--- Begin Entries supplied ---

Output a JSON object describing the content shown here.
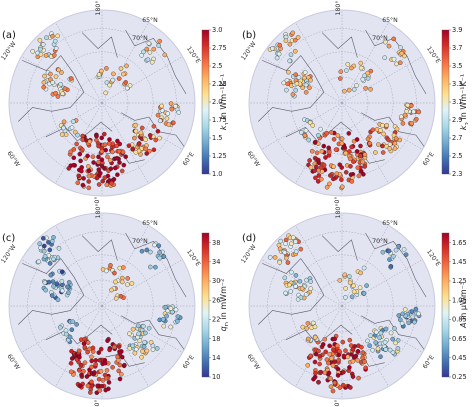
{
  "panels": [
    {
      "id": "a",
      "label": "(a)",
      "colorbar": {
        "title_var": "k",
        "title_sub": "1",
        "title_rest": " in Wm⁻¹K⁻¹",
        "ticks": [
          "1.0",
          "1.25",
          "1.5",
          "1.75",
          "2.0",
          "2.25",
          "2.5",
          "2.75",
          "3.0"
        ],
        "range": [
          1.0,
          3.0
        ]
      },
      "grid_labels": [
        "65°N",
        "70°N",
        "120°W",
        "120°E",
        "60°W",
        "60°E",
        "180°",
        "0°"
      ],
      "point_bias": "mixed-high"
    },
    {
      "id": "b",
      "label": "(b)",
      "colorbar": {
        "title_var": "k",
        "title_sub": "2",
        "title_rest": " in Wm⁻¹K⁻¹",
        "ticks": [
          "2.3",
          "2.5",
          "2.7",
          "2.9",
          "3.1",
          "3.3",
          "3.5",
          "3.7",
          "3.9"
        ],
        "range": [
          2.3,
          3.9
        ]
      },
      "grid_labels": [
        "65°N",
        "70°N",
        "120°W",
        "120°E",
        "60°W",
        "60°E",
        "180°",
        "0°"
      ],
      "point_bias": "mixed"
    },
    {
      "id": "c",
      "label": "(c)",
      "colorbar": {
        "title_var": "q",
        "title_sub": "D",
        "title_rest": " in mWm⁻²",
        "ticks": [
          "10",
          "14",
          "18",
          "22",
          "26",
          "30",
          "34",
          "38"
        ],
        "range": [
          10,
          40
        ]
      },
      "grid_labels": [
        "65°N",
        "70°N",
        "120°W",
        "120°E",
        "60°W",
        "60°E",
        "180°",
        "0°"
      ],
      "point_bias": "high-south-low-west"
    },
    {
      "id": "d",
      "label": "(d)",
      "colorbar": {
        "title_var": "A",
        "title_sub": "",
        "title_rest": " in μWm⁻³",
        "ticks": [
          "0.25",
          "0.45",
          "0.65",
          "0.85",
          "1.05",
          "1.25",
          "1.45",
          "1.65"
        ],
        "range": [
          0.25,
          1.75
        ]
      },
      "grid_labels": [
        "65°N",
        "70°N",
        "120°W",
        "120°E",
        "60°W",
        "60°E",
        "180°",
        "0°"
      ],
      "point_bias": "high-south-low-north"
    }
  ],
  "colors": {
    "ocean": "#e2e4f1",
    "grid": "#9a9ab0",
    "coast": "#5a5a6a",
    "rim": "#c8cade"
  }
}
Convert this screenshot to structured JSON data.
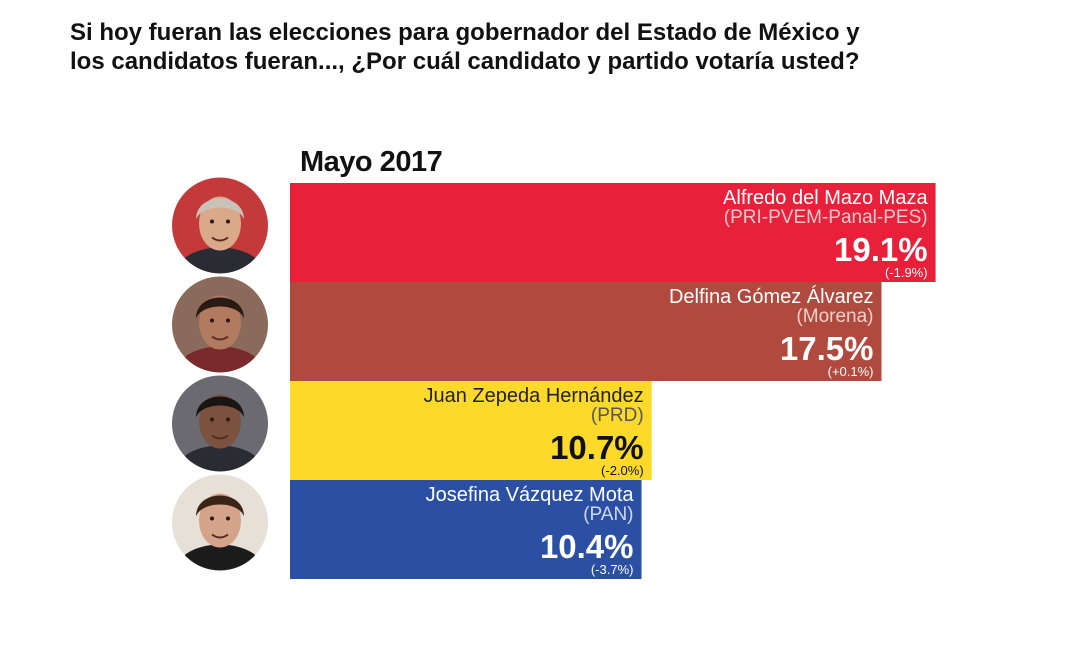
{
  "question": {
    "line1": "Si hoy fueran las elecciones para gobernador del Estado de México y",
    "line2": "los candidatos fueran..., ¿Por cuál candidato y partido votaría usted?"
  },
  "period": "Mayo 2017",
  "chart_data": {
    "type": "bar",
    "orientation": "horizontal",
    "title": "Si hoy fueran las elecciones para gobernador del Estado de México y los candidatos fueran..., ¿Por cuál candidato y partido votaría usted?",
    "subtitle": "Mayo 2017",
    "xlabel": "",
    "ylabel": "",
    "grid": false,
    "bars": [
      {
        "candidate": "Alfredo del Mazo Maza",
        "party": "(PRI-PVEM-Panal-PES)",
        "value": 19.1,
        "value_label": "19.1%",
        "change": "(-1.9%)",
        "color": "#e8203a",
        "photo": "candidate-photo-icon"
      },
      {
        "candidate": "Delfina Gómez Álvarez",
        "party": "(Morena)",
        "value": 17.5,
        "value_label": "17.5%",
        "change": "(+0.1%)",
        "color": "#b04a3f",
        "photo": "candidate-photo-icon"
      },
      {
        "candidate": "Juan Zepeda Hernández",
        "party": "(PRD)",
        "value": 10.7,
        "value_label": "10.7%",
        "change": "(-2.0%)",
        "color": "#fdd92a",
        "photo": "candidate-photo-icon"
      },
      {
        "candidate": "Josefina Vázquez Mota",
        "party": "(PAN)",
        "value": 10.4,
        "value_label": "10.4%",
        "change": "(-3.7%)",
        "color": "#2a4fa3",
        "photo": "candidate-photo-icon"
      }
    ]
  }
}
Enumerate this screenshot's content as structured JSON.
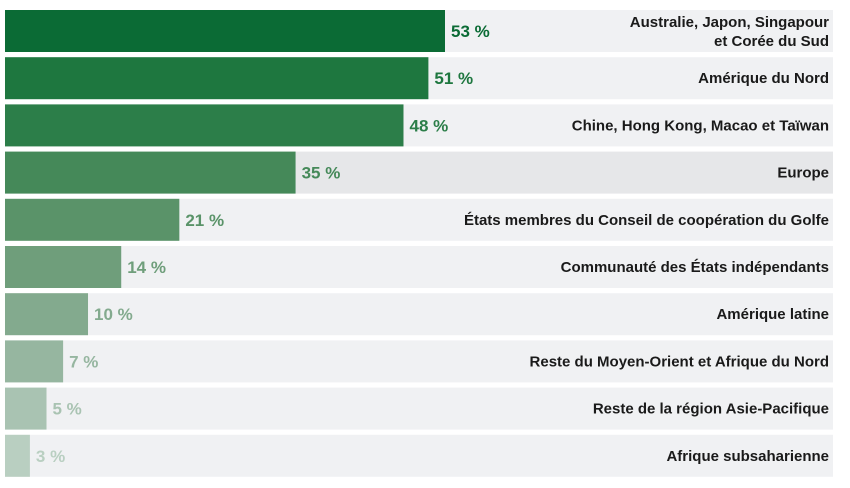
{
  "chart_data": {
    "type": "bar",
    "orientation": "horizontal",
    "categories": [
      [
        "Australie, Japon, Singapour",
        "et Corée du Sud"
      ],
      [
        "Amérique du Nord"
      ],
      [
        "Chine, Hong Kong, Macao et Taïwan"
      ],
      [
        "Europe"
      ],
      [
        "États membres du Conseil de coopération du Golfe"
      ],
      [
        "Communauté des États indépendants"
      ],
      [
        "Amérique latine"
      ],
      [
        "Reste du Moyen-Orient et Afrique du Nord"
      ],
      [
        "Reste de la région Asie-Pacifique"
      ],
      [
        "Afrique subsaharienne"
      ]
    ],
    "values": [
      53,
      51,
      48,
      35,
      21,
      14,
      10,
      7,
      5,
      3
    ],
    "value_labels": [
      "53 %",
      "51 %",
      "48 %",
      "35 %",
      "21 %",
      "14 %",
      "10 %",
      "7 %",
      "5 %",
      "3 %"
    ],
    "highlight_index": 3,
    "xlim": [
      0,
      100
    ],
    "grid": false,
    "legend": "none",
    "colors": [
      "#0b6b35",
      "#1e773f",
      "#2c7e49",
      "#458959",
      "#5a9369",
      "#6f9e7b",
      "#83aa8e",
      "#96b6a0",
      "#a9c3b2",
      "#b9cfc1"
    ]
  }
}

--- End Entries supplied ---

## Written request
Write the full listing out again with every line unchanged, but include no pictures.

## Exercise output
Output a JSON object describing the content shown here.
{
  "panels": [
    {
      "id": "a",
      "label": "(a)",
      "colorbar": {
        "title_var": "k",
        "title_sub": "1",
        "title_rest": " in Wm⁻¹K⁻¹",
        "ticks": [
          "1.0",
          "1.25",
          "1.5",
          "1.75",
          "2.0",
          "2.25",
          "2.5",
          "2.75",
          "3.0"
        ],
        "range": [
          1.0,
          3.0
        ]
      },
      "grid_labels": [
        "65°N",
        "70°N",
        "120°W",
        "120°E",
        "60°W",
        "60°E",
        "180°",
        "0°"
      ],
      "point_bias": "mixed-high"
    },
    {
      "id": "b",
      "label": "(b)",
      "colorbar": {
        "title_var": "k",
        "title_sub": "2",
        "title_rest": " in Wm⁻¹K⁻¹",
        "ticks": [
          "2.3",
          "2.5",
          "2.7",
          "2.9",
          "3.1",
          "3.3",
          "3.5",
          "3.7",
          "3.9"
        ],
        "range": [
          2.3,
          3.9
        ]
      },
      "grid_labels": [
        "65°N",
        "70°N",
        "120°W",
        "120°E",
        "60°W",
        "60°E",
        "180°",
        "0°"
      ],
      "point_bias": "mixed"
    },
    {
      "id": "c",
      "label": "(c)",
      "colorbar": {
        "title_var": "q",
        "title_sub": "D",
        "title_rest": " in mWm⁻²",
        "ticks": [
          "10",
          "14",
          "18",
          "22",
          "26",
          "30",
          "34",
          "38"
        ],
        "range": [
          10,
          40
        ]
      },
      "grid_labels": [
        "65°N",
        "70°N",
        "120°W",
        "120°E",
        "60°W",
        "60°E",
        "180°",
        "0°"
      ],
      "point_bias": "high-south-low-west"
    },
    {
      "id": "d",
      "label": "(d)",
      "colorbar": {
        "title_var": "A",
        "title_sub": "",
        "title_rest": " in μWm⁻³",
        "ticks": [
          "0.25",
          "0.45",
          "0.65",
          "0.85",
          "1.05",
          "1.25",
          "1.45",
          "1.65"
        ],
        "range": [
          0.25,
          1.75
        ]
      },
      "grid_labels": [
        "65°N",
        "70°N",
        "120°W",
        "120°E",
        "60°W",
        "60°E",
        "180°",
        "0°"
      ],
      "point_bias": "high-south-low-north"
    }
  ],
  "colors": {
    "ocean": "#e2e4f1",
    "grid": "#9a9ab0",
    "coast": "#5a5a6a",
    "rim": "#c8cade"
  }
}
Convert this screenshot to structured JSON data.
{
  "question": {
    "line1": "Si hoy fueran las elecciones para gobernador del Estado de México y",
    "line2": "los candidatos fueran..., ¿Por cuál candidato y partido votaría usted?"
  },
  "period": "Mayo 2017",
  "chart_data": {
    "type": "bar",
    "orientation": "horizontal",
    "title": "Si hoy fueran las elecciones para gobernador del Estado de México y los candidatos fueran..., ¿Por cuál candidato y partido votaría usted?",
    "subtitle": "Mayo 2017",
    "xlabel": "",
    "ylabel": "",
    "grid": false,
    "bars": [
      {
        "candidate": "Alfredo del Mazo Maza",
        "party": "(PRI-PVEM-Panal-PES)",
        "value": 19.1,
        "value_label": "19.1%",
        "change": "(-1.9%)",
        "color": "#e8203a",
        "photo": "candidate-photo-icon"
      },
      {
        "candidate": "Delfina Gómez Álvarez",
        "party": "(Morena)",
        "value": 17.5,
        "value_label": "17.5%",
        "change": "(+0.1%)",
        "color": "#b04a3f",
        "photo": "candidate-photo-icon"
      },
      {
        "candidate": "Juan Zepeda Hernández",
        "party": "(PRD)",
        "value": 10.7,
        "value_label": "10.7%",
        "change": "(-2.0%)",
        "color": "#fdd92a",
        "photo": "candidate-photo-icon"
      },
      {
        "candidate": "Josefina Vázquez Mota",
        "party": "(PAN)",
        "value": 10.4,
        "value_label": "10.4%",
        "change": "(-3.7%)",
        "color": "#2a4fa3",
        "photo": "candidate-photo-icon"
      }
    ]
  }
}
Enumerate this screenshot's content as structured JSON.
{
  "chart_data": {
    "type": "bar",
    "orientation": "horizontal",
    "categories": [
      [
        "Australie, Japon, Singapour",
        "et Corée du Sud"
      ],
      [
        "Amérique du Nord"
      ],
      [
        "Chine, Hong Kong, Macao et Taïwan"
      ],
      [
        "Europe"
      ],
      [
        "États membres du Conseil de coopération du Golfe"
      ],
      [
        "Communauté des États indépendants"
      ],
      [
        "Amérique latine"
      ],
      [
        "Reste du Moyen-Orient et Afrique du Nord"
      ],
      [
        "Reste de la région Asie-Pacifique"
      ],
      [
        "Afrique subsaharienne"
      ]
    ],
    "values": [
      53,
      51,
      48,
      35,
      21,
      14,
      10,
      7,
      5,
      3
    ],
    "value_labels": [
      "53 %",
      "51 %",
      "48 %",
      "35 %",
      "21 %",
      "14 %",
      "10 %",
      "7 %",
      "5 %",
      "3 %"
    ],
    "highlight_index": 3,
    "xlim": [
      0,
      100
    ],
    "grid": false,
    "legend": "none",
    "colors": [
      "#0b6b35",
      "#1e773f",
      "#2c7e49",
      "#458959",
      "#5a9369",
      "#6f9e7b",
      "#83aa8e",
      "#96b6a0",
      "#a9c3b2",
      "#b9cfc1"
    ]
  }
}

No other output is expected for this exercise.